WRITTEN TASK:
Search the data for the word "Floor" and copy every line where it occurs.

INPUT:
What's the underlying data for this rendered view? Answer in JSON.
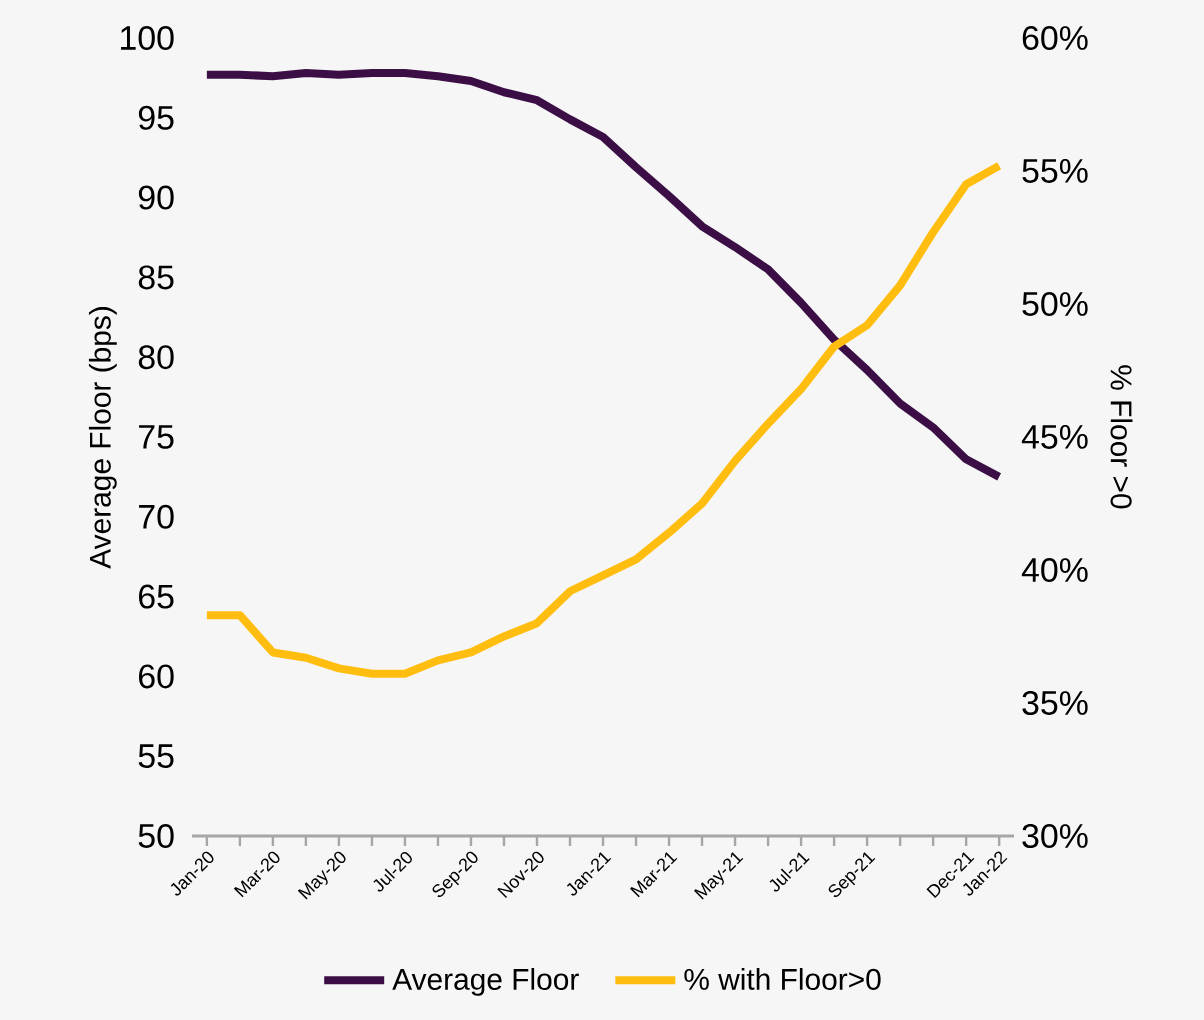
{
  "chart_data": {
    "type": "line",
    "ylabel": "Average Floor (bps)",
    "y2label": "% Floor >0",
    "categories": [
      "Jan-20",
      null,
      "Mar-20",
      null,
      "May-20",
      null,
      "Jul-20",
      null,
      "Sep-20",
      null,
      "Nov-20",
      null,
      "Jan-21",
      null,
      "Mar-21",
      null,
      "May-21",
      null,
      "Jul-21",
      null,
      "Sep-21",
      null,
      null,
      "Dec-21",
      "Jan-22"
    ],
    "series": [
      {
        "name": "Average Floor",
        "color": "#3b0f45",
        "values": [
          97.7,
          97.7,
          97.6,
          97.8,
          97.7,
          97.8,
          97.8,
          97.6,
          97.3,
          96.6,
          96.1,
          94.9,
          93.8,
          91.9,
          90.1,
          88.2,
          86.9,
          85.5,
          83.4,
          81.1,
          79.2,
          77.1,
          75.6,
          73.6,
          72.5
        ]
      },
      {
        "name": "% with Floor>0",
        "color": "#ffbe0f",
        "axis": "y2",
        "values": [
          38.3,
          38.3,
          36.9,
          36.7,
          36.3,
          36.1,
          36.1,
          36.6,
          36.9,
          37.5,
          38.0,
          39.2,
          39.8,
          40.4,
          41.4,
          42.5,
          44.1,
          45.5,
          46.8,
          48.4,
          49.2,
          50.7,
          52.7,
          54.5,
          55.2
        ]
      }
    ],
    "ylim": [
      50,
      100
    ],
    "yticks": [
      50,
      55,
      60,
      65,
      70,
      75,
      80,
      85,
      90,
      95,
      100
    ],
    "y2lim": [
      30,
      60
    ],
    "y2ticks": [
      {
        "value": 30,
        "label": "30%"
      },
      {
        "value": 35,
        "label": "35%"
      },
      {
        "value": 40,
        "label": "40%"
      },
      {
        "value": 45,
        "label": "45%"
      },
      {
        "value": 50,
        "label": "50%"
      },
      {
        "value": 55,
        "label": "55%"
      },
      {
        "value": 60,
        "label": "60%"
      }
    ],
    "legend": "bottom",
    "grid": false,
    "marker": "none",
    "line_style": "solid"
  }
}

THE OUTPUT:
    "ylabel": "Average Floor (bps)",
    "y2label": "% Floor >0",
        "name": "Average Floor",
        "name": "% with Floor>0",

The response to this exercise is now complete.